**EXERCISE**
Where does the word "Immune" occur in the entries below? Copy every line that has it.

Records drawn from a dataset:
+===+

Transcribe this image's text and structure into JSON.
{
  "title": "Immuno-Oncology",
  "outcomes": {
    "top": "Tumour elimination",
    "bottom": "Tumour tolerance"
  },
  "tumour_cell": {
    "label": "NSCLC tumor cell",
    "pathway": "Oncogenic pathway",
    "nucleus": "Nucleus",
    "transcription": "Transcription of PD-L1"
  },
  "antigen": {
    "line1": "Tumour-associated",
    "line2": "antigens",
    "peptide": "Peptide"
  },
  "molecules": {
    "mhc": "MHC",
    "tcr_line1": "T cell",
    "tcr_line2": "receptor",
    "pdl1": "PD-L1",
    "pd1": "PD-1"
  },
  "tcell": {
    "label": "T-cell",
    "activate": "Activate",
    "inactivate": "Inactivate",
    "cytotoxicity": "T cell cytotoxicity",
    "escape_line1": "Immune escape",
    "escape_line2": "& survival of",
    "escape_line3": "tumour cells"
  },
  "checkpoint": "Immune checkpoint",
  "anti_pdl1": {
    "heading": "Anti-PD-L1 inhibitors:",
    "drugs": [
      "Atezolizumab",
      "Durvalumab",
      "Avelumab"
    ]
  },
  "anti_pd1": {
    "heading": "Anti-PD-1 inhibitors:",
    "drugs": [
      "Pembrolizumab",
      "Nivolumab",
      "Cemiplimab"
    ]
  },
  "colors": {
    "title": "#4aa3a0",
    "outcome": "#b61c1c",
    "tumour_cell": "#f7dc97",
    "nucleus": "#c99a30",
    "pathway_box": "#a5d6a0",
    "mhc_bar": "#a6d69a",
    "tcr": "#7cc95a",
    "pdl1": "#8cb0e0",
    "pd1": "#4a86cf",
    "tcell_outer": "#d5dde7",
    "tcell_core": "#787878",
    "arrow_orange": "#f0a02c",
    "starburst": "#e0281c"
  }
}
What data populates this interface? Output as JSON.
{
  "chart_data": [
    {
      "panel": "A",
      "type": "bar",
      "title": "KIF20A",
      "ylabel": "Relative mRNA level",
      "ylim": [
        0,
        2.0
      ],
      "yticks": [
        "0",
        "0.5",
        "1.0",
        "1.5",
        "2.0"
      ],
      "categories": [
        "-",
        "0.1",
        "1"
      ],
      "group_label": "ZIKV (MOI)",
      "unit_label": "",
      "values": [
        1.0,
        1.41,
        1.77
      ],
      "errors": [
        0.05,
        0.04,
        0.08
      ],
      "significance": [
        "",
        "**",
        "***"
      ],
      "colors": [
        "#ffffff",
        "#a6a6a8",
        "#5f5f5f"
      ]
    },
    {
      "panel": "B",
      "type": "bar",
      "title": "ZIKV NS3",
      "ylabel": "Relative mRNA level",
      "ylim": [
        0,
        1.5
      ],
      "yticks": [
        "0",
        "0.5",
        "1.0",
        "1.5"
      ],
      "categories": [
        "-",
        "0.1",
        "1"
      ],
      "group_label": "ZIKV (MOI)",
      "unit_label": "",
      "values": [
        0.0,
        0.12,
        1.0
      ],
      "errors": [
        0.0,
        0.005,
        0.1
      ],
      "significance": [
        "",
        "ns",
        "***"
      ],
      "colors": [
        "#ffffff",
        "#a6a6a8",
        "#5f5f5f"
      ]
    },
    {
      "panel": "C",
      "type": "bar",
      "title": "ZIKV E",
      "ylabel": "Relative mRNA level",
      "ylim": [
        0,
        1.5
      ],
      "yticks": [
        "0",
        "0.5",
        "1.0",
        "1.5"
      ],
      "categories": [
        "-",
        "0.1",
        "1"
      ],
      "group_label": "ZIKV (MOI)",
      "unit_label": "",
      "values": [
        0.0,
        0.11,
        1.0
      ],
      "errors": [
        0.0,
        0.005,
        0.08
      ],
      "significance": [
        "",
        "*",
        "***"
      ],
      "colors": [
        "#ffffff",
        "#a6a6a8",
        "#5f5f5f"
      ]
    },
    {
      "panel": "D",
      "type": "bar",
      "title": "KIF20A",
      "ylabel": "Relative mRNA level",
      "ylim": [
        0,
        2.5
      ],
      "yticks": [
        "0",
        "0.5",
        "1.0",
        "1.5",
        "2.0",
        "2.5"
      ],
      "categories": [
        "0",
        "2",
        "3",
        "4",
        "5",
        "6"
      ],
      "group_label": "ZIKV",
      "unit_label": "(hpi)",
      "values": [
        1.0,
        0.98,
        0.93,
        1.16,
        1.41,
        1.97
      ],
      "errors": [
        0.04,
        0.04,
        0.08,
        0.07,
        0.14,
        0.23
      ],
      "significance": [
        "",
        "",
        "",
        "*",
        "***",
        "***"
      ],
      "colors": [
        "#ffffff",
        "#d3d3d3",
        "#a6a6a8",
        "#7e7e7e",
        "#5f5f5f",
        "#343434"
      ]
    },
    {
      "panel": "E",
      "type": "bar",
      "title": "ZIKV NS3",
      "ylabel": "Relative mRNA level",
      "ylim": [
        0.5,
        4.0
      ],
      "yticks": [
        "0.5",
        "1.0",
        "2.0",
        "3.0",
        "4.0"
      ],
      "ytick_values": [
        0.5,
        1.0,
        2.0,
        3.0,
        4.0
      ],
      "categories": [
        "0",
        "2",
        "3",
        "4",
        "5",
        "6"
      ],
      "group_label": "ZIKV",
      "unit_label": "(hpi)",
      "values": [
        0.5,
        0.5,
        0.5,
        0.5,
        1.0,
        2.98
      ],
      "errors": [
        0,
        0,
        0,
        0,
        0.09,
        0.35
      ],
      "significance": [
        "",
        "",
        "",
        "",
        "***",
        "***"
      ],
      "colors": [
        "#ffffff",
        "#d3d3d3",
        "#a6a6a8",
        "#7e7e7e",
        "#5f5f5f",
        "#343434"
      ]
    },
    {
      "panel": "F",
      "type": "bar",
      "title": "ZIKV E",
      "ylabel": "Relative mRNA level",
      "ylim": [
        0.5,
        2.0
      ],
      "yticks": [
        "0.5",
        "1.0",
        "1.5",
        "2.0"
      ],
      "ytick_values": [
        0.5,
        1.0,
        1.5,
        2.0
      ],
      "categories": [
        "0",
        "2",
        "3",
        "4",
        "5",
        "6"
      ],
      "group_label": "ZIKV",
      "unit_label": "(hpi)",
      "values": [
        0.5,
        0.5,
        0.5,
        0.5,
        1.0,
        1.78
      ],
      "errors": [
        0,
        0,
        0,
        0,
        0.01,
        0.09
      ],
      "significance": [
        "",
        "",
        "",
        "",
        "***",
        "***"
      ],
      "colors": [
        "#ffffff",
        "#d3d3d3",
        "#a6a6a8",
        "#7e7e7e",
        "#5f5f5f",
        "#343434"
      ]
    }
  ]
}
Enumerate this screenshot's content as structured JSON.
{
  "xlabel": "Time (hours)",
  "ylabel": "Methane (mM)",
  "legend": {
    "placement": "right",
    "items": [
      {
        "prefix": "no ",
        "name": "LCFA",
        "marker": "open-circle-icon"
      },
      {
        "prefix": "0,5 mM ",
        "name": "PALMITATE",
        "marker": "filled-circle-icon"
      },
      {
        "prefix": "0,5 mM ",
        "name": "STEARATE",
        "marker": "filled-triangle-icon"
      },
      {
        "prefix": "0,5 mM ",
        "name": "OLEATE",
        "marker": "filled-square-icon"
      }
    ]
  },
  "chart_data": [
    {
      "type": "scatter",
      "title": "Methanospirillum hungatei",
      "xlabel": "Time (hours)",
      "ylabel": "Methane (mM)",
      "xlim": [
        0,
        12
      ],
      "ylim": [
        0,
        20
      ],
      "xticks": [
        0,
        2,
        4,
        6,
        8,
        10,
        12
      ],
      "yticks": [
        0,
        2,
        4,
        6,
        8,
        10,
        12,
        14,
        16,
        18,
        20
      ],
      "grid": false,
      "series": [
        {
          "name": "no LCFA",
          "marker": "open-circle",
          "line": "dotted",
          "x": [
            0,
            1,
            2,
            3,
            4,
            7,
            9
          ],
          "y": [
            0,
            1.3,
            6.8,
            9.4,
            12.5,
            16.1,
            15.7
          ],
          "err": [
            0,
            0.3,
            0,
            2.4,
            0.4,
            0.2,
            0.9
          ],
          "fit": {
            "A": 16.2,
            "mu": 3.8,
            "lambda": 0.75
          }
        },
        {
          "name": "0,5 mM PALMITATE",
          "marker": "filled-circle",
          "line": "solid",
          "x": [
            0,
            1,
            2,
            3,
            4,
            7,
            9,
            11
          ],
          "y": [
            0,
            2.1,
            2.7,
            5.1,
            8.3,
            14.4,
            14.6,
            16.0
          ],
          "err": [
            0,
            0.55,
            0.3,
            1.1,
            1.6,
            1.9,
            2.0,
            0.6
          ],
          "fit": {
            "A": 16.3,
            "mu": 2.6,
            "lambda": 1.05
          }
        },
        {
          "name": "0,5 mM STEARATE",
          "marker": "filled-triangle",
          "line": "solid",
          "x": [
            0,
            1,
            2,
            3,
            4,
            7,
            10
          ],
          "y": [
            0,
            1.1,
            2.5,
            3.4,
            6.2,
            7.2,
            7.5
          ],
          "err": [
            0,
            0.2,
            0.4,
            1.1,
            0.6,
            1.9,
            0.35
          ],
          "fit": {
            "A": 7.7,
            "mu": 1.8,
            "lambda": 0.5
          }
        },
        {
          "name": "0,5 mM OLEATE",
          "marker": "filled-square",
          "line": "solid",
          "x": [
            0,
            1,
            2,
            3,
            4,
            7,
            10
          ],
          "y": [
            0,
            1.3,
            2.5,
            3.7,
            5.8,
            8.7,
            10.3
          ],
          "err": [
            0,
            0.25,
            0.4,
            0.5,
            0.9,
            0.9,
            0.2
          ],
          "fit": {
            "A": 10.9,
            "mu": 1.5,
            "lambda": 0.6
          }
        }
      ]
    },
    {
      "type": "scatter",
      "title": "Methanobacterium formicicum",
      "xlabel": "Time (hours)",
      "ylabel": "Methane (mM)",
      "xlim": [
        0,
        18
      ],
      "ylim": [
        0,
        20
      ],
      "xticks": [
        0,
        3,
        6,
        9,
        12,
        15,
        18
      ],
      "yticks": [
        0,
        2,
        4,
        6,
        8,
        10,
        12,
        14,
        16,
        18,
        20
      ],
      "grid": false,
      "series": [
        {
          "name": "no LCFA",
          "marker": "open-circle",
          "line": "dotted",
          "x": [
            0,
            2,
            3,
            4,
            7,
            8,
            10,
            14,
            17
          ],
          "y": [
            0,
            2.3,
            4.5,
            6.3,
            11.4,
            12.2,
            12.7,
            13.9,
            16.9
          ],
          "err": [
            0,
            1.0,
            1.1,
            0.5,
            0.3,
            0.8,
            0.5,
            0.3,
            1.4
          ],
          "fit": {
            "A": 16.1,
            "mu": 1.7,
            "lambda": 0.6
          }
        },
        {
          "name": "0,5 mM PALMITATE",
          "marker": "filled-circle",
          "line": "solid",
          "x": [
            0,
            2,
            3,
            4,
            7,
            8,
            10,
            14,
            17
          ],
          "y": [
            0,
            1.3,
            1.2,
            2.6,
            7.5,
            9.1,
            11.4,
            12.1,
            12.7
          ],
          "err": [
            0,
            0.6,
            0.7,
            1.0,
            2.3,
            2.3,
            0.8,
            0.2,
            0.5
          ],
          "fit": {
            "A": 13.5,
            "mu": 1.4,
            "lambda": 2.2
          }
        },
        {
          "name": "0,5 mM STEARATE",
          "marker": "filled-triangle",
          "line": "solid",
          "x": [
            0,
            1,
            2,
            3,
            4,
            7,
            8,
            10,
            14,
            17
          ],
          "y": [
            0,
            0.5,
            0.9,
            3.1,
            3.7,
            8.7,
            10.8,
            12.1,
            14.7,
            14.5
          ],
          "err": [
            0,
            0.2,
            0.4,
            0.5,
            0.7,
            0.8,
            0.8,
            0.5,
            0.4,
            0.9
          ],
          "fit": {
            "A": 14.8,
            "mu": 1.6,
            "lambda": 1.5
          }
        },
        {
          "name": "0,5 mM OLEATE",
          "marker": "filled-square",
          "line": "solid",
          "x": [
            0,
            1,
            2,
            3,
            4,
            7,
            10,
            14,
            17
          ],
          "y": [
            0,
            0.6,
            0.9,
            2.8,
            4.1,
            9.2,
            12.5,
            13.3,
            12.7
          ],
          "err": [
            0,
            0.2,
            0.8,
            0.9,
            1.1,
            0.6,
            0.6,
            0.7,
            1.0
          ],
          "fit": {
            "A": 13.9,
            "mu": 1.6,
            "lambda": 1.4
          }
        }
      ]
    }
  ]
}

+===+

**ANSWER BOX**
    "escape_line1": "Immune escape",
  "checkpoint": "Immune checkpoint",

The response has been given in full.